## Directive
Rewrite all of the data below as a numbered list, leaving out any blank lines.

## Data supplied
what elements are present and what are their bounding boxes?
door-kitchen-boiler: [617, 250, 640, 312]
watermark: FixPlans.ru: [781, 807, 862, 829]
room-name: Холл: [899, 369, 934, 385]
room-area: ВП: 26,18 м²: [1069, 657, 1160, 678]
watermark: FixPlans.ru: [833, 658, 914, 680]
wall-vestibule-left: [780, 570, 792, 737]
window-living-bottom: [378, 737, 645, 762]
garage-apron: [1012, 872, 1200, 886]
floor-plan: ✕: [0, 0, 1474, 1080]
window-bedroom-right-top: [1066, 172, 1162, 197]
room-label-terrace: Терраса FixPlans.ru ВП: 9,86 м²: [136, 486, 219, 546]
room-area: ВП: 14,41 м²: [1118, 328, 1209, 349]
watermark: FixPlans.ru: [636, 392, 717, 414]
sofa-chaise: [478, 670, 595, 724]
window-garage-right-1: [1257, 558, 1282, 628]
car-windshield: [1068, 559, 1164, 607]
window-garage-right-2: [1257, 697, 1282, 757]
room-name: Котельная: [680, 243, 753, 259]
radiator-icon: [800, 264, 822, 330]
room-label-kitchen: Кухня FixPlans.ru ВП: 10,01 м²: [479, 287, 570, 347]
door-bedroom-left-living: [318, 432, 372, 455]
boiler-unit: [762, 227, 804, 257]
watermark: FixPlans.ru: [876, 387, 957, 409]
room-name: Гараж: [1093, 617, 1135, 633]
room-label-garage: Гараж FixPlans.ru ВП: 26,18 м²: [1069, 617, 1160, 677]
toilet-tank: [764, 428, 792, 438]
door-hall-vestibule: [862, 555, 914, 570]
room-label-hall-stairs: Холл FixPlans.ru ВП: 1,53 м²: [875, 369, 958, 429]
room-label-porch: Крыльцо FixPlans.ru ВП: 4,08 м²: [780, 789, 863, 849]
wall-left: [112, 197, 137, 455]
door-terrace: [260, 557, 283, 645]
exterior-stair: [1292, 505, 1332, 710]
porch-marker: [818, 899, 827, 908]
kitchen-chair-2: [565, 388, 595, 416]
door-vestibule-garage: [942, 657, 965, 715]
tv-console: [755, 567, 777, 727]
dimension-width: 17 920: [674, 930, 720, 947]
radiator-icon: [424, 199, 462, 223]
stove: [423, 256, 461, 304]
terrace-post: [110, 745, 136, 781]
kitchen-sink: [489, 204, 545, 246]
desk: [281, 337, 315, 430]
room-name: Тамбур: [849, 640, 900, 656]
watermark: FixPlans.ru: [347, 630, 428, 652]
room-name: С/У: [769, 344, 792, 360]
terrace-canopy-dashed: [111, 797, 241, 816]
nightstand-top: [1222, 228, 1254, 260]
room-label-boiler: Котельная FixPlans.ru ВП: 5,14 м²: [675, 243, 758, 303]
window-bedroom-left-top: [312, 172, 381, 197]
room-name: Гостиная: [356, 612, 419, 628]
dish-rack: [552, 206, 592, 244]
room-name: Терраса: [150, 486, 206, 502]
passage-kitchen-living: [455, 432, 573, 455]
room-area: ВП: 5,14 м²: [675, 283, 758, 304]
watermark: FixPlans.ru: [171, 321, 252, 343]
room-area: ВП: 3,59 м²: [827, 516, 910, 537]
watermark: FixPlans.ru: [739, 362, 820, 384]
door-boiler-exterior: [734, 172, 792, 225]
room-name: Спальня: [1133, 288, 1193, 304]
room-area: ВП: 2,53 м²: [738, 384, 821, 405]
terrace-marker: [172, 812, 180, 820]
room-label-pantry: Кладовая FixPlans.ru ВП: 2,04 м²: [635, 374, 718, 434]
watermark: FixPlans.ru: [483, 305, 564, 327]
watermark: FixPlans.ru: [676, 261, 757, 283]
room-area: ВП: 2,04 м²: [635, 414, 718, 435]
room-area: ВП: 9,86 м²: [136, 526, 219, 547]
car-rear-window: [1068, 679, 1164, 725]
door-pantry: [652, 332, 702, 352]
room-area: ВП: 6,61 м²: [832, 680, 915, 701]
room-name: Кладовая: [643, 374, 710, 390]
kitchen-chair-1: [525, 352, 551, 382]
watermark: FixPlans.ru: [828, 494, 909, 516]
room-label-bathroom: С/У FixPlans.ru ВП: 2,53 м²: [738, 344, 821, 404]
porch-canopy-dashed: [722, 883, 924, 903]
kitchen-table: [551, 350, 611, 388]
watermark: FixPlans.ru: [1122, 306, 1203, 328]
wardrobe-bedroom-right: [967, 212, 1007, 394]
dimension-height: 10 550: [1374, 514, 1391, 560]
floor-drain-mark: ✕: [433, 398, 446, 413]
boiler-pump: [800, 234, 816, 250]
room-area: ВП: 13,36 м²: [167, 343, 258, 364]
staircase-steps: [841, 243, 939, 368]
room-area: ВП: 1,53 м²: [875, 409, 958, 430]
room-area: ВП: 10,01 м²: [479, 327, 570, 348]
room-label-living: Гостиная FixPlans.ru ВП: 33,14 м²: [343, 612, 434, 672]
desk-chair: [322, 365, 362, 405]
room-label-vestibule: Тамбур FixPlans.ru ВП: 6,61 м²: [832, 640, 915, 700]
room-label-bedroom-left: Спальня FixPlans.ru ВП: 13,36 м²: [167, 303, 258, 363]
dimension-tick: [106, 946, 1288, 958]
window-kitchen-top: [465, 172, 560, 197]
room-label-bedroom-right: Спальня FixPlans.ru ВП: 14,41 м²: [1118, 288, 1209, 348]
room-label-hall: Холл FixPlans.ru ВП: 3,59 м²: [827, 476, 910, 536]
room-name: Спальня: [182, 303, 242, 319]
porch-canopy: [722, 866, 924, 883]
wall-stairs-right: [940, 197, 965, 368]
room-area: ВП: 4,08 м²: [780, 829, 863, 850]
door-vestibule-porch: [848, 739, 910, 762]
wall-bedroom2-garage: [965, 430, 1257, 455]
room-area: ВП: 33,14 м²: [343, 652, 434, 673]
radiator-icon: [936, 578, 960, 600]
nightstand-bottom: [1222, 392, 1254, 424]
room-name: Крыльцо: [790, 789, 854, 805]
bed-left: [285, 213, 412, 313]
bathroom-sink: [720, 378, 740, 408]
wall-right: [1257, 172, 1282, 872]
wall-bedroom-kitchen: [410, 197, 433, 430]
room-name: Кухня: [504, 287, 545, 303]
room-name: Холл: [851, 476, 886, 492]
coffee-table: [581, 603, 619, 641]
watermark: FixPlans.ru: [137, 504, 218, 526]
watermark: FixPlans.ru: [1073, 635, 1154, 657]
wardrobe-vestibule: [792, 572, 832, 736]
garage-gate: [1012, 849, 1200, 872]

## Solution
1. what elements are present and what are their bounding boxes?
2. door-kitchen-boiler: [617, 250, 640, 312]
3. watermark: FixPlans.ru: [781, 807, 862, 829]
4. room-name: Холл: [899, 369, 934, 385]
5. room-area: ВП: 26,18 м²: [1069, 657, 1160, 678]
6. watermark: FixPlans.ru: [833, 658, 914, 680]
7. wall-vestibule-left: [780, 570, 792, 737]
8. window-living-bottom: [378, 737, 645, 762]
9. garage-apron: [1012, 872, 1200, 886]
10. floor-plan: ✕: [0, 0, 1474, 1080]
11. window-bedroom-right-top: [1066, 172, 1162, 197]
12. room-label-terrace: Терраса FixPlans.ru ВП: 9,86 м²: [136, 486, 219, 546]
13. room-area: ВП: 14,41 м²: [1118, 328, 1209, 349]
14. watermark: FixPlans.ru: [636, 392, 717, 414]
15. sofa-chaise: [478, 670, 595, 724]
16. window-garage-right-1: [1257, 558, 1282, 628]
17. car-windshield: [1068, 559, 1164, 607]
18. window-garage-right-2: [1257, 697, 1282, 757]
19. room-name: Котельная: [680, 243, 753, 259]
20. radiator-icon: [800, 264, 822, 330]
21. room-label-kitchen: Кухня FixPlans.ru ВП: 10,01 м²: [479, 287, 570, 347]
22. door-bedroom-left-living: [318, 432, 372, 455]
23. boiler-unit: [762, 227, 804, 257]
24. watermark: FixPlans.ru: [876, 387, 957, 409]
25. room-name: Гараж: [1093, 617, 1135, 633]
26. room-label-garage: Гараж FixPlans.ru ВП: 26,18 м²: [1069, 617, 1160, 677]
27. toilet-tank: [764, 428, 792, 438]
28. door-hall-vestibule: [862, 555, 914, 570]
29. room-label-hall-stairs: Холл FixPlans.ru ВП: 1,53 м²: [875, 369, 958, 429]
30. room-label-porch: Крыльцо FixPlans.ru ВП: 4,08 м²: [780, 789, 863, 849]
31. wall-left: [112, 197, 137, 455]
32. door-terrace: [260, 557, 283, 645]
33. exterior-stair: [1292, 505, 1332, 710]
34. porch-marker: [818, 899, 827, 908]
35. kitchen-chair-2: [565, 388, 595, 416]
36. door-vestibule-garage: [942, 657, 965, 715]
37. tv-console: [755, 567, 777, 727]
38. dimension-width: 17 920: [674, 930, 720, 947]
39. radiator-icon: [424, 199, 462, 223]
40. stove: [423, 256, 461, 304]
41. terrace-post: [110, 745, 136, 781]
42. kitchen-sink: [489, 204, 545, 246]
43. desk: [281, 337, 315, 430]
44. room-name: Тамбур: [849, 640, 900, 656]
45. watermark: FixPlans.ru: [347, 630, 428, 652]
46. room-name: С/У: [769, 344, 792, 360]
47. terrace-canopy-dashed: [111, 797, 241, 816]
48. nightstand-top: [1222, 228, 1254, 260]
49. room-label-boiler: Котельная FixPlans.ru ВП: 5,14 м²: [675, 243, 758, 303]
50. window-bedroom-left-top: [312, 172, 381, 197]
51. room-name: Гостиная: [356, 612, 419, 628]
52. dish-rack: [552, 206, 592, 244]
53. room-name: Терраса: [150, 486, 206, 502]
54. passage-kitchen-living: [455, 432, 573, 455]
55. room-area: ВП: 5,14 м²: [675, 283, 758, 304]
56. watermark: FixPlans.ru: [171, 321, 252, 343]
57. room-area: ВП: 3,59 м²: [827, 516, 910, 537]
58. watermark: FixPlans.ru: [739, 362, 820, 384]
59. door-boiler-exterior: [734, 172, 792, 225]
60. room-name: Спальня: [1133, 288, 1193, 304]
61. room-area: ВП: 2,53 м²: [738, 384, 821, 405]
62. terrace-marker: [172, 812, 180, 820]
63. room-label-pantry: Кладовая FixPlans.ru ВП: 2,04 м²: [635, 374, 718, 434]
64. watermark: FixPlans.ru: [483, 305, 564, 327]
65. watermark: FixPlans.ru: [676, 261, 757, 283]
66. room-area: ВП: 2,04 м²: [635, 414, 718, 435]
67. room-area: ВП: 9,86 м²: [136, 526, 219, 547]
68. car-rear-window: [1068, 679, 1164, 725]
69. door-pantry: [652, 332, 702, 352]
70. room-area: ВП: 6,61 м²: [832, 680, 915, 701]
71. room-name: Кладовая: [643, 374, 710, 390]
72. kitchen-chair-1: [525, 352, 551, 382]
73. watermark: FixPlans.ru: [828, 494, 909, 516]
74. room-label-bathroom: С/У FixPlans.ru ВП: 2,53 м²: [738, 344, 821, 404]
75. porch-canopy-dashed: [722, 883, 924, 903]
76. kitchen-table: [551, 350, 611, 388]
77. watermark: FixPlans.ru: [1122, 306, 1203, 328]
78. wardrobe-bedroom-right: [967, 212, 1007, 394]
79. dimension-height: 10 550: [1374, 514, 1391, 560]
80. floor-drain-mark: ✕: [433, 398, 446, 413]
81. boiler-pump: [800, 234, 816, 250]
82. room-area: ВП: 13,36 м²: [167, 343, 258, 364]
83. staircase-steps: [841, 243, 939, 368]
84. room-area: ВП: 1,53 м²: [875, 409, 958, 430]
85. room-area: ВП: 10,01 м²: [479, 327, 570, 348]
86. room-label-living: Гостиная FixPlans.ru ВП: 33,14 м²: [343, 612, 434, 672]
87. desk-chair: [322, 365, 362, 405]
88. room-label-vestibule: Тамбур FixPlans.ru ВП: 6,61 м²: [832, 640, 915, 700]
89. room-label-bedroom-left: Спальня FixPlans.ru ВП: 13,36 м²: [167, 303, 258, 363]
90. dimension-tick: [106, 946, 1288, 958]
91. window-kitchen-top: [465, 172, 560, 197]
92. room-label-bedroom-right: Спальня FixPlans.ru ВП: 14,41 м²: [1118, 288, 1209, 348]
93. room-label-hall: Холл FixPlans.ru ВП: 3,59 м²: [827, 476, 910, 536]
94. room-name: Спальня: [182, 303, 242, 319]
95. porch-canopy: [722, 866, 924, 883]
96. wall-stairs-right: [940, 197, 965, 368]
97. room-area: ВП: 4,08 м²: [780, 829, 863, 850]
98. door-vestibule-porch: [848, 739, 910, 762]
99. wall-bedroom2-garage: [965, 430, 1257, 455]
100. room-area: ВП: 33,14 м²: [343, 652, 434, 673]
101. radiator-icon: [936, 578, 960, 600]
102. nightstand-bottom: [1222, 392, 1254, 424]
103. room-name: Крыльцо: [790, 789, 854, 805]
104. bed-left: [285, 213, 412, 313]
105. bathroom-sink: [720, 378, 740, 408]
106. wall-right: [1257, 172, 1282, 872]
107. wall-bedroom-kitchen: [410, 197, 433, 430]
108. room-name: Кухня: [504, 287, 545, 303]
109. room-name: Холл: [851, 476, 886, 492]
110. coffee-table: [581, 603, 619, 641]
111. watermark: FixPlans.ru: [137, 504, 218, 526]
112. watermark: FixPlans.ru: [1073, 635, 1154, 657]
113. wardrobe-vestibule: [792, 572, 832, 736]
114. garage-gate: [1012, 849, 1200, 872]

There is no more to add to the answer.